DIRECTIONS: Quote every line of the material beneath this one.

EXTRACTED ENTRIES:
--

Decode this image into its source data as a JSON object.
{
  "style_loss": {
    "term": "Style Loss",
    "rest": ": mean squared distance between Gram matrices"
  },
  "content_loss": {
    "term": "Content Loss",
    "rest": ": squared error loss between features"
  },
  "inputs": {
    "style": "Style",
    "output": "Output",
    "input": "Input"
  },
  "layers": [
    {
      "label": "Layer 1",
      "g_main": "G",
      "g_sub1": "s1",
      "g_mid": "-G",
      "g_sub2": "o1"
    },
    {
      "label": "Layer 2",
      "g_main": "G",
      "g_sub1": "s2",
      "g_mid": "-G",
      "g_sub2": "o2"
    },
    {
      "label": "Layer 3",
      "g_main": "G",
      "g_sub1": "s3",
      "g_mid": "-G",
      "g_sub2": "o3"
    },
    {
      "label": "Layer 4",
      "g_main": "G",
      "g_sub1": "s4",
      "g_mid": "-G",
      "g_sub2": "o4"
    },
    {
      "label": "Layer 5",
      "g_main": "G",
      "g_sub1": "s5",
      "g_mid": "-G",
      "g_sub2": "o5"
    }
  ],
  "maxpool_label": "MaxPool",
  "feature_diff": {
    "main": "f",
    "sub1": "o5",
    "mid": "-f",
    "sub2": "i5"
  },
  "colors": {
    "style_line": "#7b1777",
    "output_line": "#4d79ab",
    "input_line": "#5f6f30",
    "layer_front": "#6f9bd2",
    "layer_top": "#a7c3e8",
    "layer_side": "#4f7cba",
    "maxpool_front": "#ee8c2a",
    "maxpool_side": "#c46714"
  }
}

--

THE SOLUTION:
Decode this image into its source data as a JSON object.
{
  "style_loss": {
    "term": "Style Loss",
    "rest": ": mean squared distance between Gram matrices"
  },
  "content_loss": {
    "term": "Content Loss",
    "rest": ": squared error loss between features"
  },
  "inputs": {
    "style": "Style",
    "output": "Output",
    "input": "Input"
  },
  "layers": [
    {
      "label": "Layer 1",
      "g_main": "G",
      "g_sub1": "s1",
      "g_mid": "-G",
      "g_sub2": "o1"
    },
    {
      "label": "Layer 2",
      "g_main": "G",
      "g_sub1": "s2",
      "g_mid": "-G",
      "g_sub2": "o2"
    },
    {
      "label": "Layer 3",
      "g_main": "G",
      "g_sub1": "s3",
      "g_mid": "-G",
      "g_sub2": "o3"
    },
    {
      "label": "Layer 4",
      "g_main": "G",
      "g_sub1": "s4",
      "g_mid": "-G",
      "g_sub2": "o4"
    },
    {
      "label": "Layer 5",
      "g_main": "G",
      "g_sub1": "s5",
      "g_mid": "-G",
      "g_sub2": "o5"
    }
  ],
  "maxpool_label": "MaxPool",
  "feature_diff": {
    "main": "f",
    "sub1": "o5",
    "mid": "-f",
    "sub2": "i5"
  },
  "colors": {
    "style_line": "#7b1777",
    "output_line": "#4d79ab",
    "input_line": "#5f6f30",
    "layer_front": "#6f9bd2",
    "layer_top": "#a7c3e8",
    "layer_side": "#4f7cba",
    "maxpool_front": "#ee8c2a",
    "maxpool_side": "#c46714"
  }
}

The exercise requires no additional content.